* OBJECTIVE *
Copy out every line exactly as given.
START SUPPLIED MATERIAL
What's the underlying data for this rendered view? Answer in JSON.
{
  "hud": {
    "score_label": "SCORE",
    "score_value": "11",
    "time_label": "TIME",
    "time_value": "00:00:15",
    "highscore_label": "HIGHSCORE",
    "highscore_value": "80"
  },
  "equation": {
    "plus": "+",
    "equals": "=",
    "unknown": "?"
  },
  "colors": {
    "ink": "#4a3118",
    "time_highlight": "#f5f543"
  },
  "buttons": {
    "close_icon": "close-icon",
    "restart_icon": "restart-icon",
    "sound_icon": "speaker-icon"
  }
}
END SUPPLIED MATERIAL
* FINISHED EXERCISE *
What's the underlying data for this rendered view? Answer in JSON.
{
  "hud": {
    "score_label": "SCORE",
    "score_value": "11",
    "time_label": "TIME",
    "time_value": "00:00:15",
    "highscore_label": "HIGHSCORE",
    "highscore_value": "80"
  },
  "equation": {
    "plus": "+",
    "equals": "=",
    "unknown": "?"
  },
  "colors": {
    "ink": "#4a3118",
    "time_highlight": "#f5f543"
  },
  "buttons": {
    "close_icon": "close-icon",
    "restart_icon": "restart-icon",
    "sound_icon": "speaker-icon"
  }
}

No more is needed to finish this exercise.